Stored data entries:
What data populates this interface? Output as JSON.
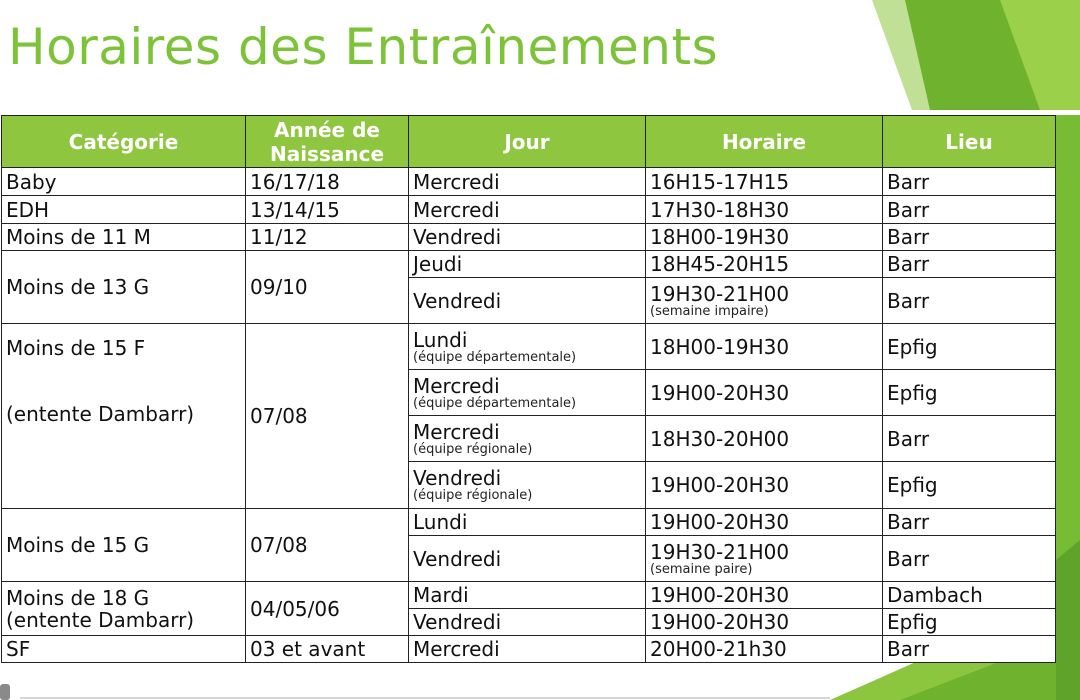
{
  "title": "Horaires des Entraînements",
  "colors": {
    "accent": "#7dc33a",
    "header_bg": "#8ec63f"
  },
  "headers": {
    "categorie": "Catégorie",
    "annee_line1": "Année de",
    "annee_line2": "Naissance",
    "jour": "Jour",
    "horaire": "Horaire",
    "lieu": "Lieu"
  },
  "rows": {
    "baby": {
      "cat": "Baby",
      "annee": "16/17/18",
      "jour": "Mercredi",
      "horaire": "16H15-17H15",
      "lieu": "Barr"
    },
    "edh": {
      "cat": "EDH",
      "annee": "13/14/15",
      "jour": "Mercredi",
      "horaire": "17H30-18H30",
      "lieu": "Barr"
    },
    "m11": {
      "cat": "Moins de 11 M",
      "annee": "11/12",
      "jour": "Vendredi",
      "horaire": "18H00-19H30",
      "lieu": "Barr"
    },
    "m13": {
      "cat": "Moins de 13 G",
      "annee": "09/10",
      "sessions": [
        {
          "jour": "Jeudi",
          "horaire": "18H45-20H15",
          "lieu": "Barr"
        },
        {
          "jour": "Vendredi",
          "horaire": "19H30-21H00",
          "horaire_note": "(semaine impaire)",
          "lieu": "Barr"
        }
      ]
    },
    "m15f": {
      "cat_line1": "Moins de 15 F",
      "cat_line2": "(entente Dambarr)",
      "annee": "07/08",
      "sessions": [
        {
          "jour": "Lundi",
          "jour_note": "(équipe départementale)",
          "horaire": "18H00-19H30",
          "lieu": "Epfig"
        },
        {
          "jour": "Mercredi",
          "jour_note": "(équipe départementale)",
          "horaire": "19H00-20H30",
          "lieu": "Epfig"
        },
        {
          "jour": "Mercredi",
          "jour_note": "(équipe régionale)",
          "horaire": "18H30-20H00",
          "lieu": "Barr"
        },
        {
          "jour": "Vendredi",
          "jour_note": "(équipe régionale)",
          "horaire": "19H00-20H30",
          "lieu": "Epfig"
        }
      ]
    },
    "m15g": {
      "cat": "Moins de 15 G",
      "annee": "07/08",
      "sessions": [
        {
          "jour": "Lundi",
          "horaire": "19H00-20H30",
          "lieu": "Barr"
        },
        {
          "jour": "Vendredi",
          "horaire": "19H30-21H00",
          "horaire_note": "(semaine paire)",
          "lieu": "Barr"
        }
      ]
    },
    "m18": {
      "cat_line1": "Moins de 18 G",
      "cat_line2": "(entente Dambarr)",
      "annee": "04/05/06",
      "sessions": [
        {
          "jour": "Mardi",
          "horaire": "19H00-20H30",
          "lieu": "Dambach"
        },
        {
          "jour": "Vendredi",
          "horaire": "19H00-20H30",
          "lieu": "Epfig"
        }
      ]
    },
    "sf": {
      "cat": "SF",
      "annee": "03 et avant",
      "jour": "Mercredi",
      "horaire": "20H00-21h30",
      "lieu": "Barr"
    }
  }
}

WRITTEN TASK:
Write out the full set of lines verbatim, without the pictures.

WRITTEN ANSWER:
What data populates this interface? Output as JSON.
{
  "title": "Horaires des Entraînements",
  "colors": {
    "accent": "#7dc33a",
    "header_bg": "#8ec63f"
  },
  "headers": {
    "categorie": "Catégorie",
    "annee_line1": "Année de",
    "annee_line2": "Naissance",
    "jour": "Jour",
    "horaire": "Horaire",
    "lieu": "Lieu"
  },
  "rows": {
    "baby": {
      "cat": "Baby",
      "annee": "16/17/18",
      "jour": "Mercredi",
      "horaire": "16H15-17H15",
      "lieu": "Barr"
    },
    "edh": {
      "cat": "EDH",
      "annee": "13/14/15",
      "jour": "Mercredi",
      "horaire": "17H30-18H30",
      "lieu": "Barr"
    },
    "m11": {
      "cat": "Moins de 11 M",
      "annee": "11/12",
      "jour": "Vendredi",
      "horaire": "18H00-19H30",
      "lieu": "Barr"
    },
    "m13": {
      "cat": "Moins de 13 G",
      "annee": "09/10",
      "sessions": [
        {
          "jour": "Jeudi",
          "horaire": "18H45-20H15",
          "lieu": "Barr"
        },
        {
          "jour": "Vendredi",
          "horaire": "19H30-21H00",
          "horaire_note": "(semaine impaire)",
          "lieu": "Barr"
        }
      ]
    },
    "m15f": {
      "cat_line1": "Moins de 15 F",
      "cat_line2": "(entente Dambarr)",
      "annee": "07/08",
      "sessions": [
        {
          "jour": "Lundi",
          "jour_note": "(équipe départementale)",
          "horaire": "18H00-19H30",
          "lieu": "Epfig"
        },
        {
          "jour": "Mercredi",
          "jour_note": "(équipe départementale)",
          "horaire": "19H00-20H30",
          "lieu": "Epfig"
        },
        {
          "jour": "Mercredi",
          "jour_note": "(équipe régionale)",
          "horaire": "18H30-20H00",
          "lieu": "Barr"
        },
        {
          "jour": "Vendredi",
          "jour_note": "(équipe régionale)",
          "horaire": "19H00-20H30",
          "lieu": "Epfig"
        }
      ]
    },
    "m15g": {
      "cat": "Moins de 15 G",
      "annee": "07/08",
      "sessions": [
        {
          "jour": "Lundi",
          "horaire": "19H00-20H30",
          "lieu": "Barr"
        },
        {
          "jour": "Vendredi",
          "horaire": "19H30-21H00",
          "horaire_note": "(semaine paire)",
          "lieu": "Barr"
        }
      ]
    },
    "m18": {
      "cat_line1": "Moins de 18 G",
      "cat_line2": "(entente Dambarr)",
      "annee": "04/05/06",
      "sessions": [
        {
          "jour": "Mardi",
          "horaire": "19H00-20H30",
          "lieu": "Dambach"
        },
        {
          "jour": "Vendredi",
          "horaire": "19H00-20H30",
          "lieu": "Epfig"
        }
      ]
    },
    "sf": {
      "cat": "SF",
      "annee": "03 et avant",
      "jour": "Mercredi",
      "horaire": "20H00-21h30",
      "lieu": "Barr"
    }
  }
}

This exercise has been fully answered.